» REQUEST: Select and copy out every line in the records containing "outline".

======== RECORD LIST ========

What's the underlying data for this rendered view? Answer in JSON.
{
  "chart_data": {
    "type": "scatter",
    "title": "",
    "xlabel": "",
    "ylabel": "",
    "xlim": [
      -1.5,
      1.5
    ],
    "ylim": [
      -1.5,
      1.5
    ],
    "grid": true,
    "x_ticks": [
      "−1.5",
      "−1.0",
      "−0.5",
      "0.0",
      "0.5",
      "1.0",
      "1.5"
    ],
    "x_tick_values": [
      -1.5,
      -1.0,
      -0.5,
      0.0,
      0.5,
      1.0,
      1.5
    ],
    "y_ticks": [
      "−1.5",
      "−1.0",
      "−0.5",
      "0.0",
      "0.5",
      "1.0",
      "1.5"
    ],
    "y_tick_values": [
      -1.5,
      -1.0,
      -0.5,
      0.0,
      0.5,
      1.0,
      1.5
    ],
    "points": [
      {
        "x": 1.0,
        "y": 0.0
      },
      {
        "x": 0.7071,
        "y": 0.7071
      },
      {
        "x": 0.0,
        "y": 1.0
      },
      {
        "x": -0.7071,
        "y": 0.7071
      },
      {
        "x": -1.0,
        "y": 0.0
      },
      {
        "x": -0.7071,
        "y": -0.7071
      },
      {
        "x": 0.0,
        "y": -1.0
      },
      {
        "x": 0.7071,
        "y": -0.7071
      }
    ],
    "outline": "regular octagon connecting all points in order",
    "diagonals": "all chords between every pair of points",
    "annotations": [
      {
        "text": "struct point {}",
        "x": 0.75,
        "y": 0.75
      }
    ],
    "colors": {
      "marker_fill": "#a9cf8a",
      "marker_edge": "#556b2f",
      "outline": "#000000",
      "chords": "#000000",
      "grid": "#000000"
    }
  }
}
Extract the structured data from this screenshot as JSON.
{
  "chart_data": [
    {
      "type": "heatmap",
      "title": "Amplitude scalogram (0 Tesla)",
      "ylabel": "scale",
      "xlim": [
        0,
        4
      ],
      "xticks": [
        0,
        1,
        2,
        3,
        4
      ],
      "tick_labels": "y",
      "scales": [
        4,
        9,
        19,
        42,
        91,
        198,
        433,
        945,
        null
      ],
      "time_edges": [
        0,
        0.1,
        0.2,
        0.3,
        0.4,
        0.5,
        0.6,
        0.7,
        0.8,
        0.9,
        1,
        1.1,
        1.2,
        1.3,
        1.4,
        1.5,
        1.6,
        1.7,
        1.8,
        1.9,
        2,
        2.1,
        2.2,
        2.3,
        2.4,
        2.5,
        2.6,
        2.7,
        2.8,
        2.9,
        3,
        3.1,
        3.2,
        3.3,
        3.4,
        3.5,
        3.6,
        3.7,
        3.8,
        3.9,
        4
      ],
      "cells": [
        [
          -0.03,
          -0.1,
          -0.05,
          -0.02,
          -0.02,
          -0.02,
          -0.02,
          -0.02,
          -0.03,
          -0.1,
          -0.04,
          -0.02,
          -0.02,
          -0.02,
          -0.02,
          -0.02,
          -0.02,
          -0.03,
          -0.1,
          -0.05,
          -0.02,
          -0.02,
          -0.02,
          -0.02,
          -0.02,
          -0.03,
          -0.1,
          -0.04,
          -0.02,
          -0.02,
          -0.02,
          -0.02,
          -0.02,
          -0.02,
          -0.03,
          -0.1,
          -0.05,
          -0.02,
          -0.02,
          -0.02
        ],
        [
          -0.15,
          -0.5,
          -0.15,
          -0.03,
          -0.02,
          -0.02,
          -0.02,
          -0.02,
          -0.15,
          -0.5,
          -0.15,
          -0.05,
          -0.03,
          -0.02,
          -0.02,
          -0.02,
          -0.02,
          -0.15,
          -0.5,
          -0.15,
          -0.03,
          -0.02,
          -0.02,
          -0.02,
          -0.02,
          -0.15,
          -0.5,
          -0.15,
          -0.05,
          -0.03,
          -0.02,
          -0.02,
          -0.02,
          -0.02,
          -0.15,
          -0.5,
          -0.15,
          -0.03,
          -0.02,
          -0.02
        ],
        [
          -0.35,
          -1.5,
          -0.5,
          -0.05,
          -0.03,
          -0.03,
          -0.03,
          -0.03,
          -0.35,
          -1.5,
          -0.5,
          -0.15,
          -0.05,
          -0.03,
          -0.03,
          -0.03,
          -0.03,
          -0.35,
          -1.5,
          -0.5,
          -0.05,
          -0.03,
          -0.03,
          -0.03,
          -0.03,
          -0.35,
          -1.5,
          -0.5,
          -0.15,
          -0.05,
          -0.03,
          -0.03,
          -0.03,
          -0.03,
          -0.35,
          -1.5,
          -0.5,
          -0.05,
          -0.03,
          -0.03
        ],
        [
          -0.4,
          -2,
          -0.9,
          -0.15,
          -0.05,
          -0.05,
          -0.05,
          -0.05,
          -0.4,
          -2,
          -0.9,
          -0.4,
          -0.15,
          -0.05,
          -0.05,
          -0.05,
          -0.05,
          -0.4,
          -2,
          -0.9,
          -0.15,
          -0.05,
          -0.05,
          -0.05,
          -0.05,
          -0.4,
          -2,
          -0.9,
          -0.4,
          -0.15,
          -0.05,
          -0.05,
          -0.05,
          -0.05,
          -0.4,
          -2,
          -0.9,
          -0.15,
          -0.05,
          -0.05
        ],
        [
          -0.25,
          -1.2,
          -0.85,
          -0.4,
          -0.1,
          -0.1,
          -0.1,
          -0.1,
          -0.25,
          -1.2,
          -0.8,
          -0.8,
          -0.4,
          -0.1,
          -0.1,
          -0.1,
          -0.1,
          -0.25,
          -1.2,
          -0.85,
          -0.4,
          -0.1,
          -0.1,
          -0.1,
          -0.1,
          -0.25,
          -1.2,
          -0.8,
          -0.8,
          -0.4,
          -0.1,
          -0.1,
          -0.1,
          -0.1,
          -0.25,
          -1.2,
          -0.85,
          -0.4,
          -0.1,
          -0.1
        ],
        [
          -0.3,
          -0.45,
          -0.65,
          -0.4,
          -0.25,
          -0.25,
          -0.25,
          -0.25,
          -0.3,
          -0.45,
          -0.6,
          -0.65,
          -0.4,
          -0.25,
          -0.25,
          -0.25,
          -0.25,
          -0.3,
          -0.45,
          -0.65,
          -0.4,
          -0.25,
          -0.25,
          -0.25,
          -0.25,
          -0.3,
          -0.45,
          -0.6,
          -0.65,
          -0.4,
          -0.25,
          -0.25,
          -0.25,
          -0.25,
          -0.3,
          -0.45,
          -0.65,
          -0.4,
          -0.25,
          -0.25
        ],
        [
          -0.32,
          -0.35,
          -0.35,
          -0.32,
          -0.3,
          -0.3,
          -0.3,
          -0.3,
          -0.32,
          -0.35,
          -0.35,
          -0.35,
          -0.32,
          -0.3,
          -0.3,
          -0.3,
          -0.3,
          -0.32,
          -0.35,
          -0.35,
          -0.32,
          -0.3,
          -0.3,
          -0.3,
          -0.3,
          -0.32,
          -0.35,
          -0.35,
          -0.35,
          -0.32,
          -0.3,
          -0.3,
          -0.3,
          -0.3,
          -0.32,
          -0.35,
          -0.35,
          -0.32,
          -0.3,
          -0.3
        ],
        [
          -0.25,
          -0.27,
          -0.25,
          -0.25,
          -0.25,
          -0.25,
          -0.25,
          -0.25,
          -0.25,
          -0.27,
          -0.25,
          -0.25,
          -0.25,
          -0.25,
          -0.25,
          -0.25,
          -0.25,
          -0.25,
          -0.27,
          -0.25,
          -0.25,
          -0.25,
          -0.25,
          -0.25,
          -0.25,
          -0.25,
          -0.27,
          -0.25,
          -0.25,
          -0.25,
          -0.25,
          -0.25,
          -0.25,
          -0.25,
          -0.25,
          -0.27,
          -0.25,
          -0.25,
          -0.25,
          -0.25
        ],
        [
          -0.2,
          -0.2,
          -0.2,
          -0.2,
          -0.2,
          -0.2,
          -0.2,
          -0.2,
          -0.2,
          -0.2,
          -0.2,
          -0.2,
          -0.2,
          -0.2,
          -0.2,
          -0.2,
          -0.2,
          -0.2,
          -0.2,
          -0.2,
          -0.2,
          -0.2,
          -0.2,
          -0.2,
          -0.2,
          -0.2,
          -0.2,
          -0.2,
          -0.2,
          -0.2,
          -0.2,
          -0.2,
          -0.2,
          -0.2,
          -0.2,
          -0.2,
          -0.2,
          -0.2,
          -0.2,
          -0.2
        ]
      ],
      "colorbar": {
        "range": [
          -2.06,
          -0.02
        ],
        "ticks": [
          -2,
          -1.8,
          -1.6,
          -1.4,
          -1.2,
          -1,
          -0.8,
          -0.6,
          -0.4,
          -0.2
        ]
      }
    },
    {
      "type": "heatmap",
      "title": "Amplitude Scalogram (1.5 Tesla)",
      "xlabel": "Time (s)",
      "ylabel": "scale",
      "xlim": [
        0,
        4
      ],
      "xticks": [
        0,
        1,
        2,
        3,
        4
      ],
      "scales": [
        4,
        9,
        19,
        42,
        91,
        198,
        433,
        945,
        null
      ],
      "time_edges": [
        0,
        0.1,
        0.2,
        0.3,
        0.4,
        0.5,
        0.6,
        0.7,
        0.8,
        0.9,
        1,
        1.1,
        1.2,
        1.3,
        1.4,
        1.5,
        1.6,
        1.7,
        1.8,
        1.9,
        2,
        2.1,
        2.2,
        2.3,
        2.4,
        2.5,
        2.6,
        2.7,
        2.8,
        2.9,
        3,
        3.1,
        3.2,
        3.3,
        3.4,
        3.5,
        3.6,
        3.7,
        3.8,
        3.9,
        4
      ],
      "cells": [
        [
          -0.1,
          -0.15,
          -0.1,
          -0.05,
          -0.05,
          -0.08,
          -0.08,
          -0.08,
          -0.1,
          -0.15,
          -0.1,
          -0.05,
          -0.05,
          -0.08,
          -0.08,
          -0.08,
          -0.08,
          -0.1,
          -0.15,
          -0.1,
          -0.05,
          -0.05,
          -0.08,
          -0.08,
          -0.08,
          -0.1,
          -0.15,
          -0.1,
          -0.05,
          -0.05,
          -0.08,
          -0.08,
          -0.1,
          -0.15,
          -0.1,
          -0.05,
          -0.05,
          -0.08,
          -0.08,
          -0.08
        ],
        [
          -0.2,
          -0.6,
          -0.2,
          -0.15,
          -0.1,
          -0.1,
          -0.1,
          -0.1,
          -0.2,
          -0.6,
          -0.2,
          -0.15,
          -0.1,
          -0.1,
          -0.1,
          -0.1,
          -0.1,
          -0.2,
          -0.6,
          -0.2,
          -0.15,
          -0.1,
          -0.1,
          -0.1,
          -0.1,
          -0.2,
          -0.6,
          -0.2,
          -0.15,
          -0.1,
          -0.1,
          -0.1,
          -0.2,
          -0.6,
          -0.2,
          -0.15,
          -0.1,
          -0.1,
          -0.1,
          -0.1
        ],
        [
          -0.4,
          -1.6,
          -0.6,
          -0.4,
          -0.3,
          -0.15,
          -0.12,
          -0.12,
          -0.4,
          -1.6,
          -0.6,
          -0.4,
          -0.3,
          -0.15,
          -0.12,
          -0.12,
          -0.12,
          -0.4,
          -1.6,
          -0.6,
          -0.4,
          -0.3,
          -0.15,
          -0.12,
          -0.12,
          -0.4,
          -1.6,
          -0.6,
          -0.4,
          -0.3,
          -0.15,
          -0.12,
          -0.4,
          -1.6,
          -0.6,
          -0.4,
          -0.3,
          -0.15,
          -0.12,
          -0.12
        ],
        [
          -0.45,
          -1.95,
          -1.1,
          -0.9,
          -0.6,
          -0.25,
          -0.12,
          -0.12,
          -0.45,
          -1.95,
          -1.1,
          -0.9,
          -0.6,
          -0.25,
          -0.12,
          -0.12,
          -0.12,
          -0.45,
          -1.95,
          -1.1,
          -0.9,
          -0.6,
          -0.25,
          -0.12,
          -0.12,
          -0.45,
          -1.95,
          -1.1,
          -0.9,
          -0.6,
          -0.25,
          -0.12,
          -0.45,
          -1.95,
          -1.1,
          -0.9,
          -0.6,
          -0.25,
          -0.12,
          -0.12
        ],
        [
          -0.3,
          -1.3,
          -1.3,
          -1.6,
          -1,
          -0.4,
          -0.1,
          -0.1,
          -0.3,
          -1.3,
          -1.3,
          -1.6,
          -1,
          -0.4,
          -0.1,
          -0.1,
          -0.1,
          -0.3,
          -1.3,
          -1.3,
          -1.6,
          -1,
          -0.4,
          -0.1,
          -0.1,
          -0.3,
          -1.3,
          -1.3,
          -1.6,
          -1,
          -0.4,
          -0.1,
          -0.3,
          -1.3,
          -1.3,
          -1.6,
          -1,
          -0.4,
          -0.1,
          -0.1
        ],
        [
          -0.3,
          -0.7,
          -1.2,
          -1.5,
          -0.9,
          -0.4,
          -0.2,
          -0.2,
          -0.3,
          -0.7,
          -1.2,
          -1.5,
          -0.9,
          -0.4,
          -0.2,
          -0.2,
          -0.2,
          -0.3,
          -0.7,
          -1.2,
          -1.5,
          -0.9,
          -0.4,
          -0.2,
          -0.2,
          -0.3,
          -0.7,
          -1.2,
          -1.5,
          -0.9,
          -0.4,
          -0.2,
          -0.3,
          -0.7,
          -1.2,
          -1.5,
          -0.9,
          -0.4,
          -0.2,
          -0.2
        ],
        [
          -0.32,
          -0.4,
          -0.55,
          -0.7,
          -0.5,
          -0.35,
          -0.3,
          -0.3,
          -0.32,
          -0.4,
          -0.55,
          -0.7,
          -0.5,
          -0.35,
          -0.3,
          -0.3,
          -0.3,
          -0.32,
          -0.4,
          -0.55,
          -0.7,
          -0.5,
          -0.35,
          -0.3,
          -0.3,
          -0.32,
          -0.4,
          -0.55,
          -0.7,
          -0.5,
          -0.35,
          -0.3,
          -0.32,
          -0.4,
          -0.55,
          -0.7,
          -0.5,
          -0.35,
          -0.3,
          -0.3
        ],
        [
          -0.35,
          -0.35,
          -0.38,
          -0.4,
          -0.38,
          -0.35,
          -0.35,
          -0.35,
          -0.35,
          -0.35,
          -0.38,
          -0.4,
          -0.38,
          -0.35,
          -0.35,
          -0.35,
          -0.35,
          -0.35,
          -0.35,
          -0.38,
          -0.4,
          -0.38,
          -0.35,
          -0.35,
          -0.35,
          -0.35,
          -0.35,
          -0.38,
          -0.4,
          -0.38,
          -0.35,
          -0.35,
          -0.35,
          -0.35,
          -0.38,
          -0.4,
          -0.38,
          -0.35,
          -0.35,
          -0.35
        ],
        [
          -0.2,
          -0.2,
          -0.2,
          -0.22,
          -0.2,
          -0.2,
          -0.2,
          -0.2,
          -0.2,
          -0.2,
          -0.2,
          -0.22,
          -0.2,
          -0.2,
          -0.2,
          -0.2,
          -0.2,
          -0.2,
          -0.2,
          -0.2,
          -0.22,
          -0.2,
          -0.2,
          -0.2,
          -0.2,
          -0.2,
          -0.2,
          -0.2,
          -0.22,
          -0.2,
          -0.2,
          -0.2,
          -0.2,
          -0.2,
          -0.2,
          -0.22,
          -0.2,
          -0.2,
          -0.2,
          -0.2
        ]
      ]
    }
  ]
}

========

» OUTPUT OF THE TASK:
    "outline": "regular octagon connecting all points in order",
      "outline": "#000000",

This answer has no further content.